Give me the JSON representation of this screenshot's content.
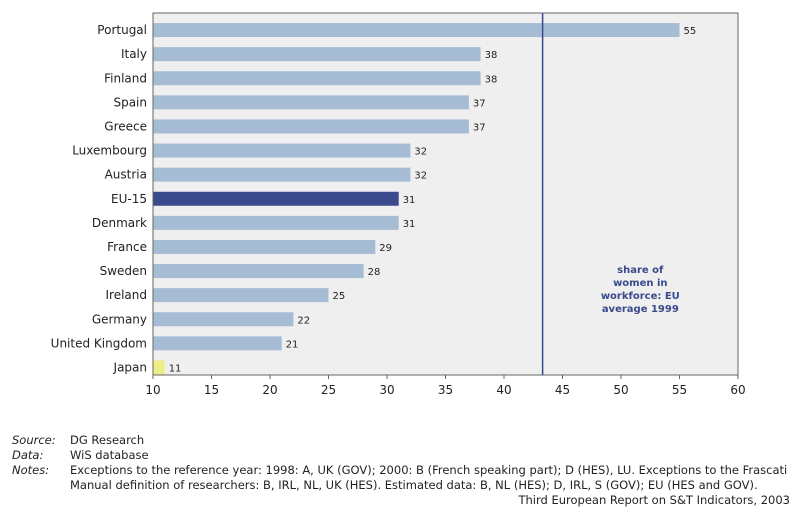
{
  "chart_data": {
    "type": "bar",
    "orientation": "horizontal",
    "categories": [
      "Portugal",
      "Italy",
      "Finland",
      "Spain",
      "Greece",
      "Luxembourg",
      "Austria",
      "EU-15",
      "Denmark",
      "France",
      "Sweden",
      "Ireland",
      "Germany",
      "United Kingdom",
      "Japan"
    ],
    "values": [
      55,
      38,
      38,
      37,
      37,
      32,
      32,
      31,
      31,
      29,
      28,
      25,
      22,
      21,
      11
    ],
    "xlim": [
      10,
      60
    ],
    "xticks": [
      10,
      15,
      20,
      25,
      30,
      35,
      40,
      45,
      50,
      55,
      60
    ],
    "grid": false,
    "colors": {
      "default": "#a6bcd5",
      "EU-15": "#3a4a8c",
      "Japan": "#eeee88",
      "plot_background": "#efefef",
      "reference_line": "#3a4a8c"
    },
    "reference_line": {
      "value": 43.3,
      "label_lines": [
        "share of",
        "women in",
        "workforce: EU",
        "average 1999"
      ]
    }
  },
  "footer": {
    "source_key": "Source:",
    "source_value": "DG Research",
    "data_key": "Data:",
    "data_value": "WiS database",
    "notes_key": "Notes:",
    "notes_line1": "Exceptions to the reference year: 1998: A, UK (GOV); 2000: B (French speaking part); D (HES), LU. Exceptions to the Frascati",
    "notes_line2": "Manual definition of researchers: B, IRL, NL, UK (HES). Estimated data: B, NL (HES); D, IRL, S (GOV); EU (HES and GOV).",
    "credit": "Third European Report on S&T Indicators, 2003"
  }
}
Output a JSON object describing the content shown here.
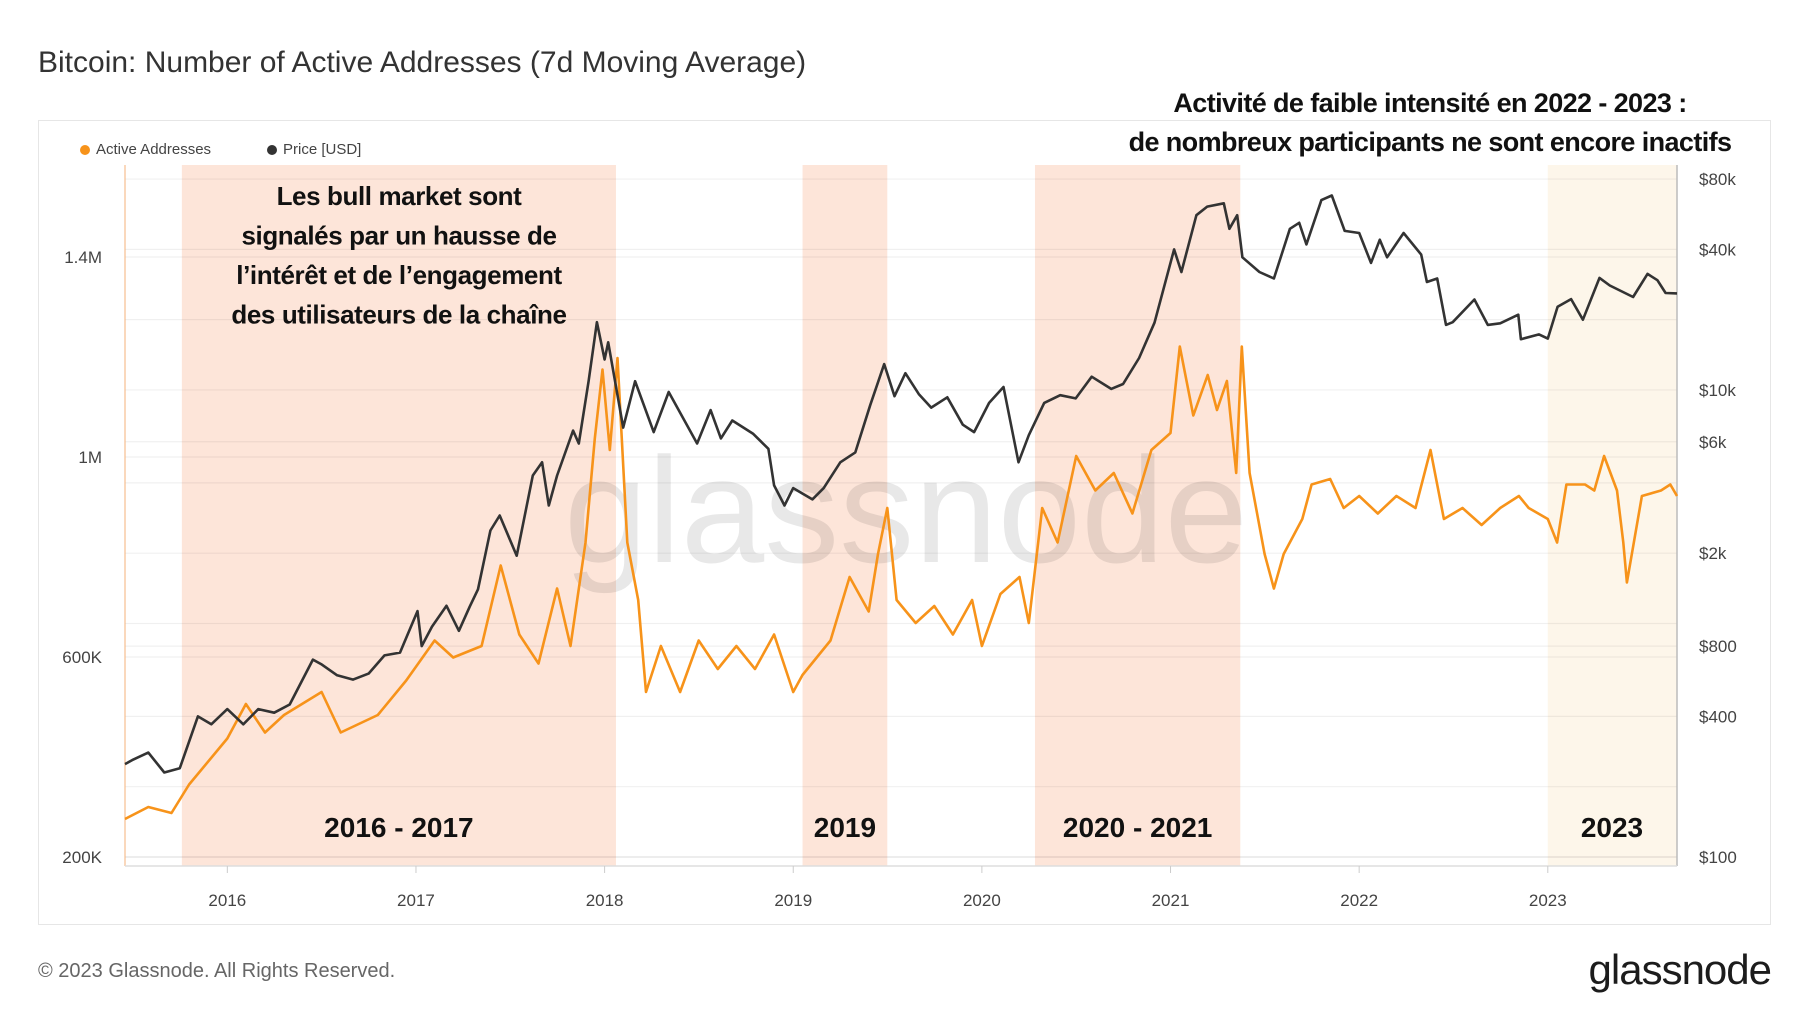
{
  "title": "Bitcoin: Number of Active Addresses (7d Moving Average)",
  "annotation_top": [
    "Activité de faible intensité en 2022 - 2023 :",
    "de nombreux participants ne sont encore inactifs"
  ],
  "annotation_inside": [
    "Les bull market sont",
    "signalés par un hausse de",
    "l’intérêt et de l’engagement",
    "des utilisateurs de la chaîne"
  ],
  "footer": "© 2023 Glassnode. All Rights Reserved.",
  "logo": "glassnode",
  "watermark": "glassnode",
  "colors": {
    "active_addresses": "#f7931a",
    "price": "#333333",
    "bull_band": "#fde5d9",
    "band_2023": "#fdf6ea"
  },
  "chart_data": {
    "type": "line",
    "title": "Bitcoin: Number of Active Addresses (7d Moving Average)",
    "legend": {
      "placement": "top-left",
      "entries": [
        "Active Addresses",
        "Price [USD]"
      ]
    },
    "grid": true,
    "x": {
      "type": "date",
      "range": [
        "2015-06-17",
        "2023-09-08"
      ],
      "ticks": [
        "2016",
        "2017",
        "2018",
        "2019",
        "2020",
        "2021",
        "2022",
        "2023"
      ]
    },
    "y_left": {
      "scale": "linear",
      "range": [
        182000,
        1584000
      ],
      "ticks": [
        {
          "v": 200000,
          "label": "200K"
        },
        {
          "v": 600000,
          "label": "600K"
        },
        {
          "v": 1000000,
          "label": "1M"
        },
        {
          "v": 1400000,
          "label": "1.4M"
        }
      ]
    },
    "y_right": {
      "scale": "log",
      "range": [
        91.5,
        91900
      ],
      "ticks": [
        {
          "v": 100,
          "label": "$100"
        },
        {
          "v": 400,
          "label": "$400"
        },
        {
          "v": 800,
          "label": "$800"
        },
        {
          "v": 2000,
          "label": "$2k"
        },
        {
          "v": 6000,
          "label": "$6k"
        },
        {
          "v": 10000,
          "label": "$10k"
        },
        {
          "v": 40000,
          "label": "$40k"
        },
        {
          "v": 80000,
          "label": "$80k"
        }
      ]
    },
    "bands": [
      {
        "label": "2016 - 2017",
        "start": "2015-10-05",
        "end": "2018-01-23",
        "kind": "bull"
      },
      {
        "label": "2019",
        "start": "2019-01-19",
        "end": "2019-07-02",
        "kind": "bull"
      },
      {
        "label": "2020 - 2021",
        "start": "2020-04-13",
        "end": "2021-05-16",
        "kind": "bull"
      },
      {
        "label": "2023",
        "start": "2023-01-01",
        "end": "2023-09-08",
        "kind": "recent"
      }
    ],
    "series": [
      {
        "name": "Active Addresses",
        "axis": "left",
        "points": [
          [
            "2015-06-17",
            276000
          ],
          [
            "2015-08-01",
            300000
          ],
          [
            "2015-09-15",
            288000
          ],
          [
            "2015-10-19",
            345000
          ],
          [
            "2016-01-01",
            437000
          ],
          [
            "2016-02-06",
            506000
          ],
          [
            "2016-03-14",
            449000
          ],
          [
            "2016-04-20",
            484000
          ],
          [
            "2016-07-02",
            530000
          ],
          [
            "2016-08-08",
            449000
          ],
          [
            "2016-10-19",
            484000
          ],
          [
            "2016-12-13",
            553000
          ],
          [
            "2017-02-06",
            633000
          ],
          [
            "2017-03-14",
            599000
          ],
          [
            "2017-05-08",
            622000
          ],
          [
            "2017-06-14",
            783000
          ],
          [
            "2017-07-20",
            645000
          ],
          [
            "2017-08-26",
            587000
          ],
          [
            "2017-10-01",
            737000
          ],
          [
            "2017-10-27",
            622000
          ],
          [
            "2017-11-25",
            829000
          ],
          [
            "2017-12-13",
            1037000
          ],
          [
            "2017-12-28",
            1175000
          ],
          [
            "2018-01-11",
            1014000
          ],
          [
            "2018-01-26",
            1198000
          ],
          [
            "2018-02-14",
            829000
          ],
          [
            "2018-03-07",
            714000
          ],
          [
            "2018-03-22",
            530000
          ],
          [
            "2018-04-20",
            622000
          ],
          [
            "2018-05-27",
            530000
          ],
          [
            "2018-07-02",
            633000
          ],
          [
            "2018-08-08",
            576000
          ],
          [
            "2018-09-13",
            622000
          ],
          [
            "2018-10-19",
            576000
          ],
          [
            "2018-11-25",
            645000
          ],
          [
            "2019-01-01",
            530000
          ],
          [
            "2019-01-19",
            564000
          ],
          [
            "2019-03-14",
            633000
          ],
          [
            "2019-04-20",
            760000
          ],
          [
            "2019-05-27",
            691000
          ],
          [
            "2019-06-14",
            806000
          ],
          [
            "2019-07-02",
            898000
          ],
          [
            "2019-07-20",
            714000
          ],
          [
            "2019-08-26",
            668000
          ],
          [
            "2019-10-01",
            702000
          ],
          [
            "2019-11-06",
            645000
          ],
          [
            "2019-12-13",
            714000
          ],
          [
            "2020-01-01",
            622000
          ],
          [
            "2020-02-06",
            726000
          ],
          [
            "2020-03-14",
            760000
          ],
          [
            "2020-04-01",
            668000
          ],
          [
            "2020-04-27",
            898000
          ],
          [
            "2020-05-27",
            829000
          ],
          [
            "2020-07-02",
            1002000
          ],
          [
            "2020-08-08",
            933000
          ],
          [
            "2020-09-13",
            968000
          ],
          [
            "2020-10-19",
            887000
          ],
          [
            "2020-11-25",
            1014000
          ],
          [
            "2021-01-01",
            1048000
          ],
          [
            "2021-01-19",
            1221000
          ],
          [
            "2021-02-14",
            1083000
          ],
          [
            "2021-03-14",
            1164000
          ],
          [
            "2021-04-01",
            1094000
          ],
          [
            "2021-04-20",
            1152000
          ],
          [
            "2021-05-08",
            968000
          ],
          [
            "2021-05-19",
            1221000
          ],
          [
            "2021-06-03",
            968000
          ],
          [
            "2021-07-02",
            806000
          ],
          [
            "2021-07-20",
            737000
          ],
          [
            "2021-08-08",
            806000
          ],
          [
            "2021-09-13",
            876000
          ],
          [
            "2021-10-01",
            945000
          ],
          [
            "2021-11-06",
            956000
          ],
          [
            "2021-12-02",
            898000
          ],
          [
            "2022-01-01",
            922000
          ],
          [
            "2022-02-06",
            887000
          ],
          [
            "2022-03-14",
            922000
          ],
          [
            "2022-04-20",
            898000
          ],
          [
            "2022-05-19",
            1014000
          ],
          [
            "2022-06-14",
            876000
          ],
          [
            "2022-07-20",
            898000
          ],
          [
            "2022-08-26",
            864000
          ],
          [
            "2022-10-01",
            898000
          ],
          [
            "2022-11-06",
            922000
          ],
          [
            "2022-11-25",
            898000
          ],
          [
            "2023-01-01",
            876000
          ],
          [
            "2023-01-19",
            829000
          ],
          [
            "2023-02-06",
            945000
          ],
          [
            "2023-03-14",
            945000
          ],
          [
            "2023-04-01",
            933000
          ],
          [
            "2023-04-20",
            1002000
          ],
          [
            "2023-05-15",
            933000
          ],
          [
            "2023-05-27",
            829000
          ],
          [
            "2023-06-03",
            749000
          ],
          [
            "2023-07-02",
            922000
          ],
          [
            "2023-08-08",
            933000
          ],
          [
            "2023-08-26",
            945000
          ],
          [
            "2023-09-08",
            922000
          ]
        ]
      },
      {
        "name": "Price [USD]",
        "axis": "right",
        "points": [
          [
            "2015-06-17",
            250
          ],
          [
            "2015-07-01",
            260
          ],
          [
            "2015-08-01",
            280
          ],
          [
            "2015-09-01",
            230
          ],
          [
            "2015-10-01",
            240
          ],
          [
            "2015-11-05",
            400
          ],
          [
            "2015-12-01",
            370
          ],
          [
            "2016-01-01",
            430
          ],
          [
            "2016-02-01",
            370
          ],
          [
            "2016-03-01",
            430
          ],
          [
            "2016-04-01",
            415
          ],
          [
            "2016-05-01",
            450
          ],
          [
            "2016-06-15",
            700
          ],
          [
            "2016-07-01",
            670
          ],
          [
            "2016-08-01",
            600
          ],
          [
            "2016-09-01",
            575
          ],
          [
            "2016-10-01",
            610
          ],
          [
            "2016-11-01",
            730
          ],
          [
            "2016-12-01",
            750
          ],
          [
            "2017-01-04",
            1130
          ],
          [
            "2017-01-12",
            800
          ],
          [
            "2017-02-01",
            970
          ],
          [
            "2017-03-01",
            1190
          ],
          [
            "2017-03-25",
            930
          ],
          [
            "2017-04-15",
            1180
          ],
          [
            "2017-05-01",
            1400
          ],
          [
            "2017-05-25",
            2500
          ],
          [
            "2017-06-12",
            2900
          ],
          [
            "2017-07-15",
            1950
          ],
          [
            "2017-08-15",
            4300
          ],
          [
            "2017-09-02",
            4900
          ],
          [
            "2017-09-15",
            3200
          ],
          [
            "2017-10-01",
            4300
          ],
          [
            "2017-11-01",
            6700
          ],
          [
            "2017-11-12",
            5900
          ],
          [
            "2017-12-01",
            10900
          ],
          [
            "2017-12-17",
            19500
          ],
          [
            "2018-01-01",
            13500
          ],
          [
            "2018-01-08",
            16000
          ],
          [
            "2018-02-06",
            6900
          ],
          [
            "2018-03-01",
            10900
          ],
          [
            "2018-04-06",
            6600
          ],
          [
            "2018-05-05",
            9800
          ],
          [
            "2018-06-29",
            5900
          ],
          [
            "2018-07-25",
            8200
          ],
          [
            "2018-08-14",
            6200
          ],
          [
            "2018-09-05",
            7400
          ],
          [
            "2018-10-15",
            6500
          ],
          [
            "2018-11-14",
            5600
          ],
          [
            "2018-11-25",
            3900
          ],
          [
            "2018-12-15",
            3200
          ],
          [
            "2019-01-01",
            3800
          ],
          [
            "2019-02-07",
            3400
          ],
          [
            "2019-03-01",
            3800
          ],
          [
            "2019-04-02",
            4900
          ],
          [
            "2019-05-01",
            5400
          ],
          [
            "2019-05-30",
            8600
          ],
          [
            "2019-06-26",
            12900
          ],
          [
            "2019-07-16",
            9400
          ],
          [
            "2019-08-06",
            11800
          ],
          [
            "2019-09-01",
            9600
          ],
          [
            "2019-09-25",
            8400
          ],
          [
            "2019-10-26",
            9300
          ],
          [
            "2019-11-25",
            7100
          ],
          [
            "2019-12-17",
            6600
          ],
          [
            "2020-01-15",
            8800
          ],
          [
            "2020-02-12",
            10300
          ],
          [
            "2020-03-12",
            4900
          ],
          [
            "2020-04-01",
            6400
          ],
          [
            "2020-05-01",
            8800
          ],
          [
            "2020-06-01",
            9500
          ],
          [
            "2020-07-01",
            9200
          ],
          [
            "2020-08-01",
            11400
          ],
          [
            "2020-09-08",
            10100
          ],
          [
            "2020-10-01",
            10600
          ],
          [
            "2020-11-01",
            13700
          ],
          [
            "2020-12-01",
            19400
          ],
          [
            "2021-01-08",
            40000
          ],
          [
            "2021-01-22",
            32000
          ],
          [
            "2021-02-20",
            56000
          ],
          [
            "2021-03-13",
            61000
          ],
          [
            "2021-04-14",
            63000
          ],
          [
            "2021-04-25",
            49000
          ],
          [
            "2021-05-10",
            56000
          ],
          [
            "2021-05-20",
            37000
          ],
          [
            "2021-06-22",
            32000
          ],
          [
            "2021-07-20",
            30000
          ],
          [
            "2021-08-20",
            49000
          ],
          [
            "2021-09-07",
            52000
          ],
          [
            "2021-09-21",
            42000
          ],
          [
            "2021-10-20",
            65000
          ],
          [
            "2021-11-09",
            68000
          ],
          [
            "2021-12-04",
            48000
          ],
          [
            "2022-01-01",
            47000
          ],
          [
            "2022-01-24",
            35000
          ],
          [
            "2022-02-10",
            44000
          ],
          [
            "2022-02-24",
            37000
          ],
          [
            "2022-03-28",
            47000
          ],
          [
            "2022-05-01",
            38000
          ],
          [
            "2022-05-12",
            29000
          ],
          [
            "2022-06-01",
            30000
          ],
          [
            "2022-06-18",
            19000
          ],
          [
            "2022-07-01",
            19500
          ],
          [
            "2022-08-12",
            24400
          ],
          [
            "2022-09-07",
            19000
          ],
          [
            "2022-10-01",
            19300
          ],
          [
            "2022-11-05",
            21000
          ],
          [
            "2022-11-10",
            16500
          ],
          [
            "2022-12-15",
            17300
          ],
          [
            "2023-01-01",
            16600
          ],
          [
            "2023-01-20",
            22700
          ],
          [
            "2023-02-15",
            24500
          ],
          [
            "2023-03-10",
            20000
          ],
          [
            "2023-04-11",
            30200
          ],
          [
            "2023-05-01",
            28000
          ],
          [
            "2023-06-15",
            25000
          ],
          [
            "2023-07-13",
            31400
          ],
          [
            "2023-08-01",
            29500
          ],
          [
            "2023-08-17",
            26000
          ],
          [
            "2023-09-08",
            25900
          ]
        ]
      }
    ]
  }
}
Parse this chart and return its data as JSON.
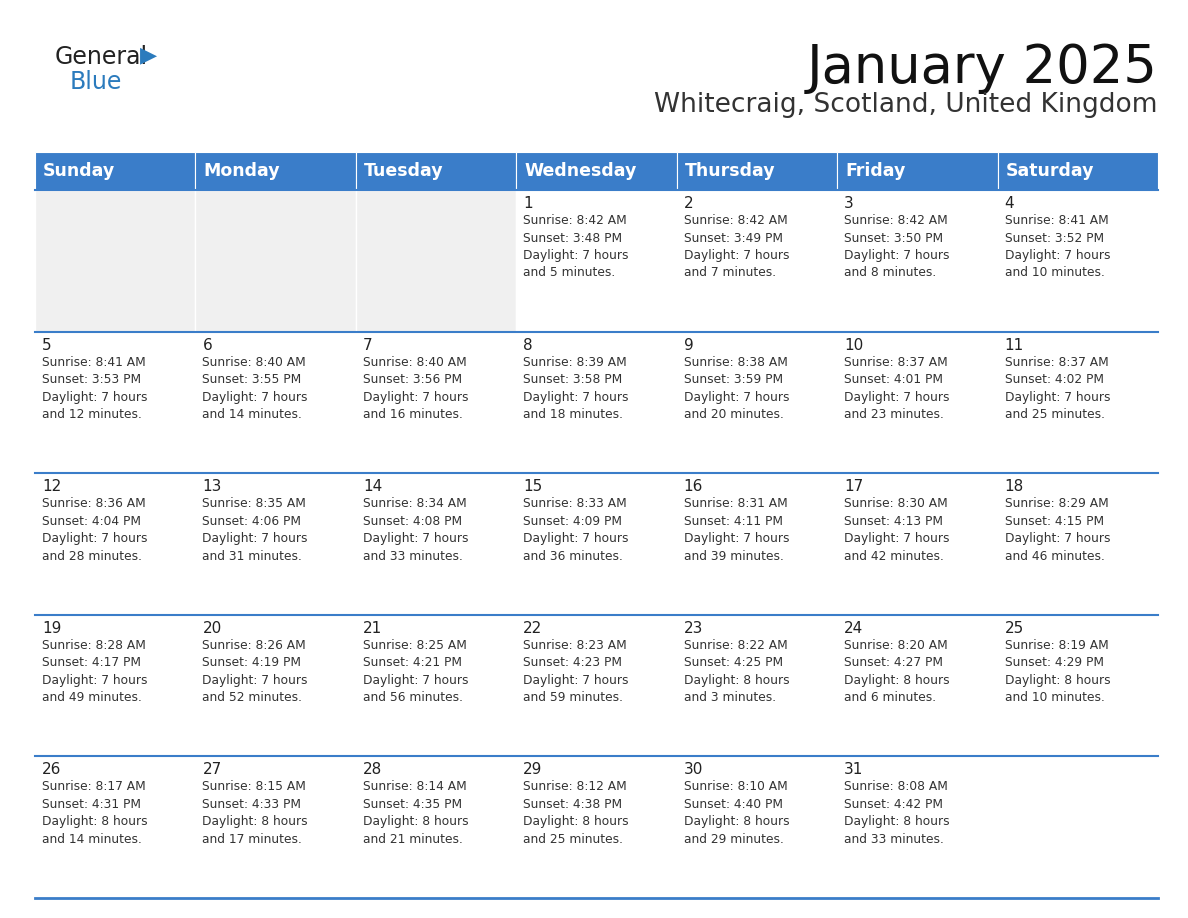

_INSTRUCTIONS FOR THE TASK_
Collect from the data above every line that includes "Moving".

_OUTPUT OF THE EXERCISE_
  "title": "Bitcoin: Number of Active Addresses (7d Moving Average)",
    "title": "Bitcoin: Number of Active Addresses (7d Moving Average)",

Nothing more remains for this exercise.